## DATA IN THIS EXERCISE
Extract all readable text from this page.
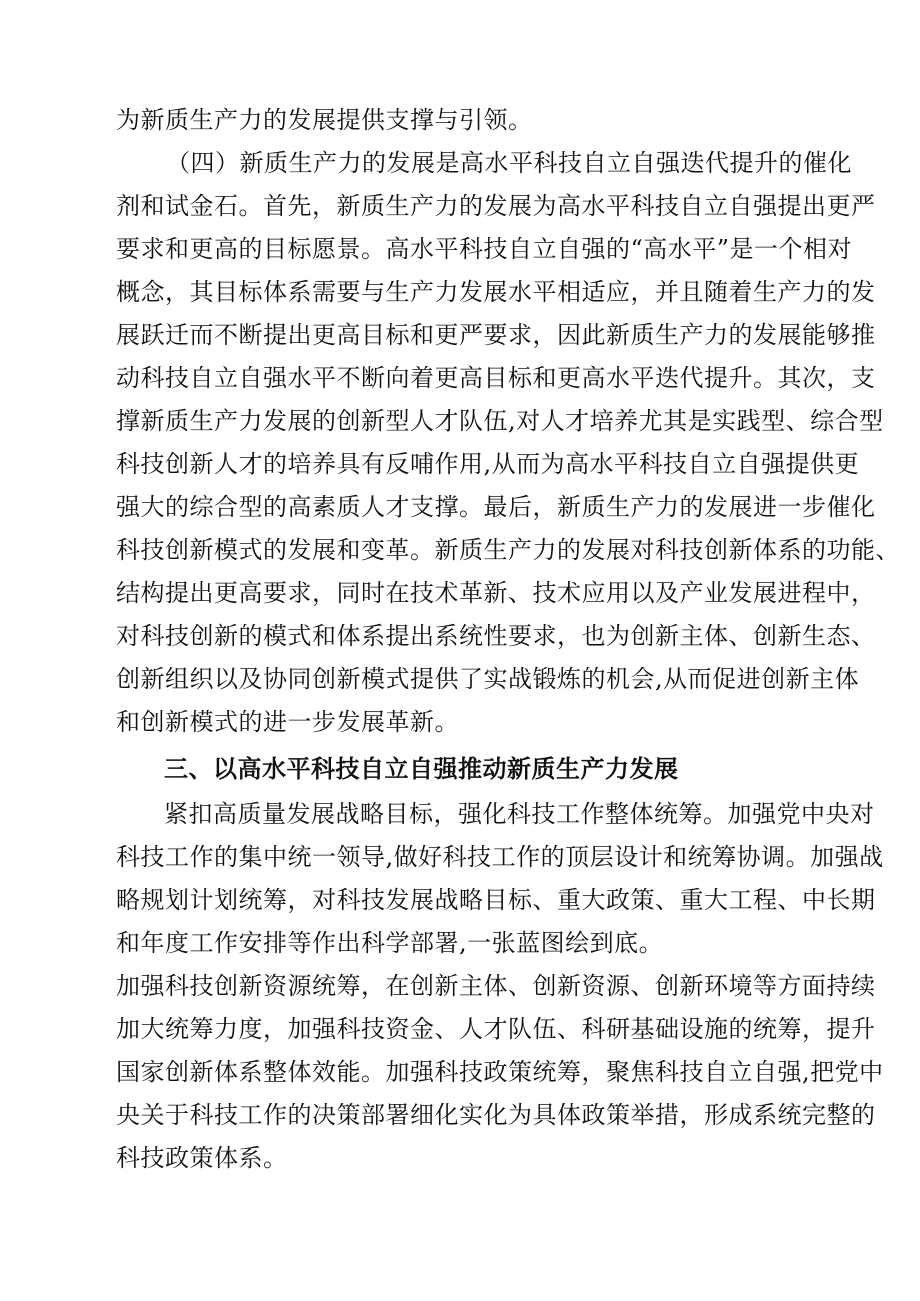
为新质生产力的发展提供支撑与引领。
（四）新质生产力的发展是高水平科技自立自强迭代提升的催化
剂和试金石。首先，新质生产力的发展为高水平科技自立自强提出更严
要求和更高的目标愿景。高水平科技自立自强的“高水平”是一个相对
概念，其目标体系需要与生产力发展水平相适应，并且随着生产力的发
展跃迁而不断提出更高目标和更严要求，因此新质生产力的发展能够推
动科技自立自强水平不断向着更高目标和更高水平迭代提升。其次，支
撑新质生产力发展的创新型人才队伍,对人才培养尤其是实践型、综合型
科技创新人才的培养具有反哺作用,从而为高水平科技自立自强提供更
强大的综合型的高素质人才支撑。最后，新质生产力的发展进一步催化
科技创新模式的发展和变革。新质生产力的发展对科技创新体系的功能、
结构提出更高要求，同时在技术革新、技术应用以及产业发展进程中，
对科技创新的模式和体系提出系统性要求，也为创新主体、创新生态、
创新组织以及协同创新模式提供了实战锻炼的机会,从而促进创新主体
和创新模式的进一步发展革新。
三、以高水平科技自立自强推动新质生产力发展
紧扣高质量发展战略目标，强化科技工作整体统筹。加强党中央对
科技工作的集中统一领导,做好科技工作的顶层设计和统筹协调。加强战
略规划计划统筹，对科技发展战略目标、重大政策、重大工程、中长期
和年度工作安排等作出科学部署,一张蓝图绘到底。
加强科技创新资源统筹，在创新主体、创新资源、创新环境等方面持续
加大统筹力度，加强科技资金、人才队伍、科研基础设施的统筹，提升
国家创新体系整体效能。加强科技政策统筹，聚焦科技自立自强,把党中
央关于科技工作的决策部署细化实化为具体政策举措，形成系统完整的
科技政策体系。
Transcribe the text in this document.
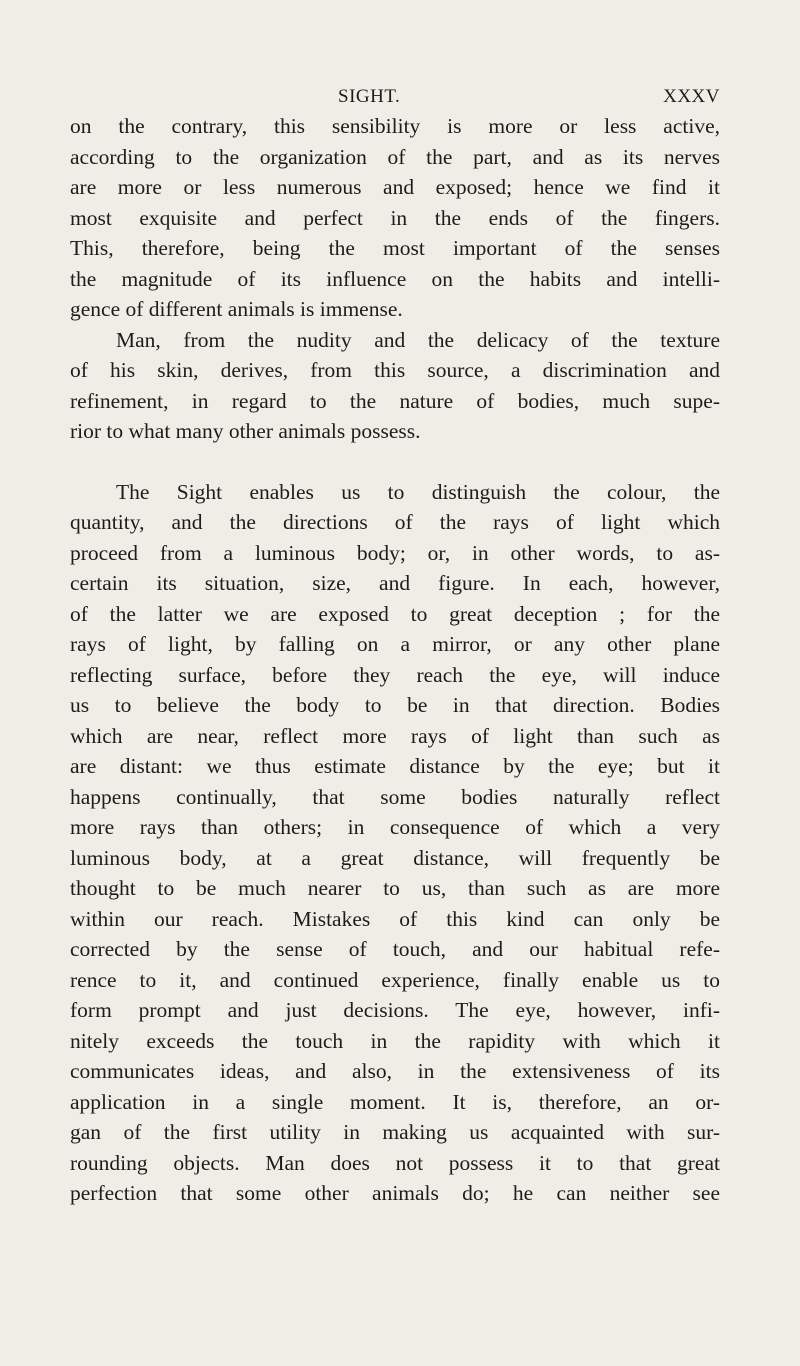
SIGHT.	XXXV
on the contrary, this sensibility is more or less active,
according to the organization of the part, and as its nerves
are more or less numerous and exposed; hence we find it
most exquisite and perfect in the ends of the fingers.
This, therefore, being the most important of the senses
the magnitude of its influence on the habits and intelli-
gence of different animals is immense.
Man, from the nudity and the delicacy of the texture
of his skin, derives, from this source, a discrimination and
refinement, in regard to the nature of bodies, much supe-
rior to what many other animals possess.
The Sight enables us to distinguish the colour, the
quantity, and the directions of the rays of light which
proceed from a luminous body; or, in other words, to as-
certain its situation, size, and figure. In each, however,
of the latter we are exposed to great deception ; for the
rays of light, by falling on a mirror, or any other plane
reflecting surface, before they reach the eye, will induce
us to believe the body to be in that direction. Bodies
which are near, reflect more rays of light than such as
are distant: we thus estimate distance by the eye; but it
happens continually, that some bodies naturally reflect
more rays than others; in consequence of which a very
luminous body, at a great distance, will frequently be
thought to be much nearer to us, than such as are more
within our reach. Mistakes of this kind can only be
corrected by the sense of touch, and our habitual refe-
rence to it, and continued experience, finally enable us to
form prompt and just decisions. The eye, however, infi-
nitely exceeds the touch in the rapidity with which it
communicates ideas, and also, in the extensiveness of its
application in a single moment. It is, therefore, an or-
gan of the first utility in making us acquainted with sur-
rounding objects. Man does not possess it to that great
perfection that some other animals do; he can neither see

## GIVEN PROBLEM
Every record above should be transcribed exactly; the pictures stay out of the copy.

## THE RESPONSE
Extract all readable text from this page.
为新质生产力的发展提供支撑与引领。
（四）新质生产力的发展是高水平科技自立自强迭代提升的催化
剂和试金石。首先，新质生产力的发展为高水平科技自立自强提出更严
要求和更高的目标愿景。高水平科技自立自强的“高水平”是一个相对
概念，其目标体系需要与生产力发展水平相适应，并且随着生产力的发
展跃迁而不断提出更高目标和更严要求，因此新质生产力的发展能够推
动科技自立自强水平不断向着更高目标和更高水平迭代提升。其次，支
撑新质生产力发展的创新型人才队伍,对人才培养尤其是实践型、综合型
科技创新人才的培养具有反哺作用,从而为高水平科技自立自强提供更
强大的综合型的高素质人才支撑。最后，新质生产力的发展进一步催化
科技创新模式的发展和变革。新质生产力的发展对科技创新体系的功能、
结构提出更高要求，同时在技术革新、技术应用以及产业发展进程中，
对科技创新的模式和体系提出系统性要求，也为创新主体、创新生态、
创新组织以及协同创新模式提供了实战锻炼的机会,从而促进创新主体
和创新模式的进一步发展革新。
三、以高水平科技自立自强推动新质生产力发展
紧扣高质量发展战略目标，强化科技工作整体统筹。加强党中央对
科技工作的集中统一领导,做好科技工作的顶层设计和统筹协调。加强战
略规划计划统筹，对科技发展战略目标、重大政策、重大工程、中长期
和年度工作安排等作出科学部署,一张蓝图绘到底。
加强科技创新资源统筹，在创新主体、创新资源、创新环境等方面持续
加大统筹力度，加强科技资金、人才队伍、科研基础设施的统筹，提升
国家创新体系整体效能。加强科技政策统筹，聚焦科技自立自强,把党中
央关于科技工作的决策部署细化实化为具体政策举措，形成系统完整的
科技政策体系。
Transcribe the text in this document.
SIGHT.	XXXV
on the contrary, this sensibility is more or less active,
according to the organization of the part, and as its nerves
are more or less numerous and exposed; hence we find it
most exquisite and perfect in the ends of the fingers.
This, therefore, being the most important of the senses
the magnitude of its influence on the habits and intelli-
gence of different animals is immense.
Man, from the nudity and the delicacy of the texture
of his skin, derives, from this source, a discrimination and
refinement, in regard to the nature of bodies, much supe-
rior to what many other animals possess.
The Sight enables us to distinguish the colour, the
quantity, and the directions of the rays of light which
proceed from a luminous body; or, in other words, to as-
certain its situation, size, and figure. In each, however,
of the latter we are exposed to great deception ; for the
rays of light, by falling on a mirror, or any other plane
reflecting surface, before they reach the eye, will induce
us to believe the body to be in that direction. Bodies
which are near, reflect more rays of light than such as
are distant: we thus estimate distance by the eye; but it
happens continually, that some bodies naturally reflect
more rays than others; in consequence of which a very
luminous body, at a great distance, will frequently be
thought to be much nearer to us, than such as are more
within our reach. Mistakes of this kind can only be
corrected by the sense of touch, and our habitual refe-
rence to it, and continued experience, finally enable us to
form prompt and just decisions. The eye, however, infi-
nitely exceeds the touch in the rapidity with which it
communicates ideas, and also, in the extensiveness of its
application in a single moment. It is, therefore, an or-
gan of the first utility in making us acquainted with sur-
rounding objects. Man does not possess it to that great
perfection that some other animals do; he can neither see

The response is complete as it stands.